[TASK PROMPT] Each line below is to be written out in full, exactly as shown.

★ ★ ★

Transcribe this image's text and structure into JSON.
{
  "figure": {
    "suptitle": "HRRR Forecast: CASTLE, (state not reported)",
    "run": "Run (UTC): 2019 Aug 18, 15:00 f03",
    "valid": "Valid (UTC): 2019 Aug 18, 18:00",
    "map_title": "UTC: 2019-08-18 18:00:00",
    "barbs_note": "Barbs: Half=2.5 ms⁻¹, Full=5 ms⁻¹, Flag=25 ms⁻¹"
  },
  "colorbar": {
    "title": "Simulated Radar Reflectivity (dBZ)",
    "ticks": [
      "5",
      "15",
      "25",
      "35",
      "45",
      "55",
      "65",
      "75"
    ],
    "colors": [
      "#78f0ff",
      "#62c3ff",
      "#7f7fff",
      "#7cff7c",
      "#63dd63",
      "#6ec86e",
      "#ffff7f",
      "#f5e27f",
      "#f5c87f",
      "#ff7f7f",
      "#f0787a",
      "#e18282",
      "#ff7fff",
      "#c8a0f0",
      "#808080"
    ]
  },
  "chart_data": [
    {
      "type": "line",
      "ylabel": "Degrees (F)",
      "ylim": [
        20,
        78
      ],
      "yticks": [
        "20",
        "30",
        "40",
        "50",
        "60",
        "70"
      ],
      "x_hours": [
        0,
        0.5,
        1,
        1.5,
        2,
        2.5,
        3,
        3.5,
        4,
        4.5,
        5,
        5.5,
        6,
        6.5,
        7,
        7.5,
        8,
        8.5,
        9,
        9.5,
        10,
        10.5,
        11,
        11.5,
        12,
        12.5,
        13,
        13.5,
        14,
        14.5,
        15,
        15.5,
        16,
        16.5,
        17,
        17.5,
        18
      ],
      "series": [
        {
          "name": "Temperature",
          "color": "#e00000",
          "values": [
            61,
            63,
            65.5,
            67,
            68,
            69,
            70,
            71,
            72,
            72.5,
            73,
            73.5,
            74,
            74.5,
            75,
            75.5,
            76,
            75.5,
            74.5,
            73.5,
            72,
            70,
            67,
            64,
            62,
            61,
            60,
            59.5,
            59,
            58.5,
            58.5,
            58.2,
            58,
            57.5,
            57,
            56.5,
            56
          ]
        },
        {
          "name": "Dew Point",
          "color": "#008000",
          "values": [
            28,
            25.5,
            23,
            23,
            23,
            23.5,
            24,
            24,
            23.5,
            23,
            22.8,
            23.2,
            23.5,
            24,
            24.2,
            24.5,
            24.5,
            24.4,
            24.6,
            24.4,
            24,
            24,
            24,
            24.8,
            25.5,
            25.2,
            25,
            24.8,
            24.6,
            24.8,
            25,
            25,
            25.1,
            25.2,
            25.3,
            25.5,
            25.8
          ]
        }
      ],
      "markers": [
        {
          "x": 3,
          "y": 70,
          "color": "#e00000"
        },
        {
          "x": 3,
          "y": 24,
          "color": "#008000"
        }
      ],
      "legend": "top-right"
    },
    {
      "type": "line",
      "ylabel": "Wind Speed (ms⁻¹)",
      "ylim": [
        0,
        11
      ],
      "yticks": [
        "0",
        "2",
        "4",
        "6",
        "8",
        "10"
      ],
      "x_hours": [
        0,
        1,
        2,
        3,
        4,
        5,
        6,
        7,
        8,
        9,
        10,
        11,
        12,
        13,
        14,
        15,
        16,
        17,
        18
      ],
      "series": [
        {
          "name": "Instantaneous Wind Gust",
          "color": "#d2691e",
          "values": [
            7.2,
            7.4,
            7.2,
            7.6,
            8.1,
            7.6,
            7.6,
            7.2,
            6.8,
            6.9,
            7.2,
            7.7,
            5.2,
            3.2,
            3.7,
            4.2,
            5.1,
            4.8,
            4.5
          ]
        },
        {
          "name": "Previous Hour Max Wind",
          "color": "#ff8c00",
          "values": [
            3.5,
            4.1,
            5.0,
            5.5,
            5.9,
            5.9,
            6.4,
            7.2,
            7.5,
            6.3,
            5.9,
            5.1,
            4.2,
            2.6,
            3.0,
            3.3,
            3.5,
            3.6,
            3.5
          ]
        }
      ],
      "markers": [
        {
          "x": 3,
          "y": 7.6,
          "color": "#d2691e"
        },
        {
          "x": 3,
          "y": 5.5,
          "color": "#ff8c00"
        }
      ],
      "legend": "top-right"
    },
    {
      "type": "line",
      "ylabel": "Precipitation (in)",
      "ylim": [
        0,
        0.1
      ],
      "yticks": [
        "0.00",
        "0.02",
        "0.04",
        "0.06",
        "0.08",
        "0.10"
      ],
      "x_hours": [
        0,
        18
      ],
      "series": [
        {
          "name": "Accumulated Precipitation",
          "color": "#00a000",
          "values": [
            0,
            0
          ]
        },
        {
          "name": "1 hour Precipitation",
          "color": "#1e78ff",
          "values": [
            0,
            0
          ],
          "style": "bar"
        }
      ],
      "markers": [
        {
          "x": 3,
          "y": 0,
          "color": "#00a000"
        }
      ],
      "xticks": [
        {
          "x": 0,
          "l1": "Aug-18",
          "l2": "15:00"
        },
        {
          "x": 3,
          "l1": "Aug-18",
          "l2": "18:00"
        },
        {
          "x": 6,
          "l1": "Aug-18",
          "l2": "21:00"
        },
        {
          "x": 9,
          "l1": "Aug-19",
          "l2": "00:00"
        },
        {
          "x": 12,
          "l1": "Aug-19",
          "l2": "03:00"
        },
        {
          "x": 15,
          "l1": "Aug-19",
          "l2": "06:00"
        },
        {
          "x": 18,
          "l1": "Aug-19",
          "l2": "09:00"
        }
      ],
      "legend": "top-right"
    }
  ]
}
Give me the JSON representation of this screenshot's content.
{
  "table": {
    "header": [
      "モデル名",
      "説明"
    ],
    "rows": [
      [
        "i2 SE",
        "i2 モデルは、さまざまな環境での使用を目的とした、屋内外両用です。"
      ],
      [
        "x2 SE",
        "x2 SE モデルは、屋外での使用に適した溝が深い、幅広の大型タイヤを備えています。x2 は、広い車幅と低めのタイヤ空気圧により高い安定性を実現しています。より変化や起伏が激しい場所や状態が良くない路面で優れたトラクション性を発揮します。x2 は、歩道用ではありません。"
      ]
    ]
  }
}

★ ★ ★

[FINAL ANSWER]
Transcribe this image's text and structure into JSON.
{
  "figure": {
    "suptitle": "HRRR Forecast: CASTLE, (state not reported)",
    "run": "Run (UTC): 2019 Aug 18, 15:00 f03",
    "valid": "Valid (UTC): 2019 Aug 18, 18:00",
    "map_title": "UTC: 2019-08-18 18:00:00",
    "barbs_note": "Barbs: Half=2.5 ms⁻¹, Full=5 ms⁻¹, Flag=25 ms⁻¹"
  },
  "colorbar": {
    "title": "Simulated Radar Reflectivity (dBZ)",
    "ticks": [
      "5",
      "15",
      "25",
      "35",
      "45",
      "55",
      "65",
      "75"
    ],
    "colors": [
      "#78f0ff",
      "#62c3ff",
      "#7f7fff",
      "#7cff7c",
      "#63dd63",
      "#6ec86e",
      "#ffff7f",
      "#f5e27f",
      "#f5c87f",
      "#ff7f7f",
      "#f0787a",
      "#e18282",
      "#ff7fff",
      "#c8a0f0",
      "#808080"
    ]
  },
  "chart_data": [
    {
      "type": "line",
      "ylabel": "Degrees (F)",
      "ylim": [
        20,
        78
      ],
      "yticks": [
        "20",
        "30",
        "40",
        "50",
        "60",
        "70"
      ],
      "x_hours": [
        0,
        0.5,
        1,
        1.5,
        2,
        2.5,
        3,
        3.5,
        4,
        4.5,
        5,
        5.5,
        6,
        6.5,
        7,
        7.5,
        8,
        8.5,
        9,
        9.5,
        10,
        10.5,
        11,
        11.5,
        12,
        12.5,
        13,
        13.5,
        14,
        14.5,
        15,
        15.5,
        16,
        16.5,
        17,
        17.5,
        18
      ],
      "series": [
        {
          "name": "Temperature",
          "color": "#e00000",
          "values": [
            61,
            63,
            65.5,
            67,
            68,
            69,
            70,
            71,
            72,
            72.5,
            73,
            73.5,
            74,
            74.5,
            75,
            75.5,
            76,
            75.5,
            74.5,
            73.5,
            72,
            70,
            67,
            64,
            62,
            61,
            60,
            59.5,
            59,
            58.5,
            58.5,
            58.2,
            58,
            57.5,
            57,
            56.5,
            56
          ]
        },
        {
          "name": "Dew Point",
          "color": "#008000",
          "values": [
            28,
            25.5,
            23,
            23,
            23,
            23.5,
            24,
            24,
            23.5,
            23,
            22.8,
            23.2,
            23.5,
            24,
            24.2,
            24.5,
            24.5,
            24.4,
            24.6,
            24.4,
            24,
            24,
            24,
            24.8,
            25.5,
            25.2,
            25,
            24.8,
            24.6,
            24.8,
            25,
            25,
            25.1,
            25.2,
            25.3,
            25.5,
            25.8
          ]
        }
      ],
      "markers": [
        {
          "x": 3,
          "y": 70,
          "color": "#e00000"
        },
        {
          "x": 3,
          "y": 24,
          "color": "#008000"
        }
      ],
      "legend": "top-right"
    },
    {
      "type": "line",
      "ylabel": "Wind Speed (ms⁻¹)",
      "ylim": [
        0,
        11
      ],
      "yticks": [
        "0",
        "2",
        "4",
        "6",
        "8",
        "10"
      ],
      "x_hours": [
        0,
        1,
        2,
        3,
        4,
        5,
        6,
        7,
        8,
        9,
        10,
        11,
        12,
        13,
        14,
        15,
        16,
        17,
        18
      ],
      "series": [
        {
          "name": "Instantaneous Wind Gust",
          "color": "#d2691e",
          "values": [
            7.2,
            7.4,
            7.2,
            7.6,
            8.1,
            7.6,
            7.6,
            7.2,
            6.8,
            6.9,
            7.2,
            7.7,
            5.2,
            3.2,
            3.7,
            4.2,
            5.1,
            4.8,
            4.5
          ]
        },
        {
          "name": "Previous Hour Max Wind",
          "color": "#ff8c00",
          "values": [
            3.5,
            4.1,
            5.0,
            5.5,
            5.9,
            5.9,
            6.4,
            7.2,
            7.5,
            6.3,
            5.9,
            5.1,
            4.2,
            2.6,
            3.0,
            3.3,
            3.5,
            3.6,
            3.5
          ]
        }
      ],
      "markers": [
        {
          "x": 3,
          "y": 7.6,
          "color": "#d2691e"
        },
        {
          "x": 3,
          "y": 5.5,
          "color": "#ff8c00"
        }
      ],
      "legend": "top-right"
    },
    {
      "type": "line",
      "ylabel": "Precipitation (in)",
      "ylim": [
        0,
        0.1
      ],
      "yticks": [
        "0.00",
        "0.02",
        "0.04",
        "0.06",
        "0.08",
        "0.10"
      ],
      "x_hours": [
        0,
        18
      ],
      "series": [
        {
          "name": "Accumulated Precipitation",
          "color": "#00a000",
          "values": [
            0,
            0
          ]
        },
        {
          "name": "1 hour Precipitation",
          "color": "#1e78ff",
          "values": [
            0,
            0
          ],
          "style": "bar"
        }
      ],
      "markers": [
        {
          "x": 3,
          "y": 0,
          "color": "#00a000"
        }
      ],
      "xticks": [
        {
          "x": 0,
          "l1": "Aug-18",
          "l2": "15:00"
        },
        {
          "x": 3,
          "l1": "Aug-18",
          "l2": "18:00"
        },
        {
          "x": 6,
          "l1": "Aug-18",
          "l2": "21:00"
        },
        {
          "x": 9,
          "l1": "Aug-19",
          "l2": "00:00"
        },
        {
          "x": 12,
          "l1": "Aug-19",
          "l2": "03:00"
        },
        {
          "x": 15,
          "l1": "Aug-19",
          "l2": "06:00"
        },
        {
          "x": 18,
          "l1": "Aug-19",
          "l2": "09:00"
        }
      ],
      "legend": "top-right"
    }
  ]
}
Give me the JSON representation of this screenshot's content.
{
  "table": {
    "header": [
      "モデル名",
      "説明"
    ],
    "rows": [
      [
        "i2 SE",
        "i2 モデルは、さまざまな環境での使用を目的とした、屋内外両用です。"
      ],
      [
        "x2 SE",
        "x2 SE モデルは、屋外での使用に適した溝が深い、幅広の大型タイヤを備えています。x2 は、広い車幅と低めのタイヤ空気圧により高い安定性を実現しています。より変化や起伏が激しい場所や状態が良くない路面で優れたトラクション性を発揮します。x2 は、歩道用ではありません。"
      ]
    ]
  }
}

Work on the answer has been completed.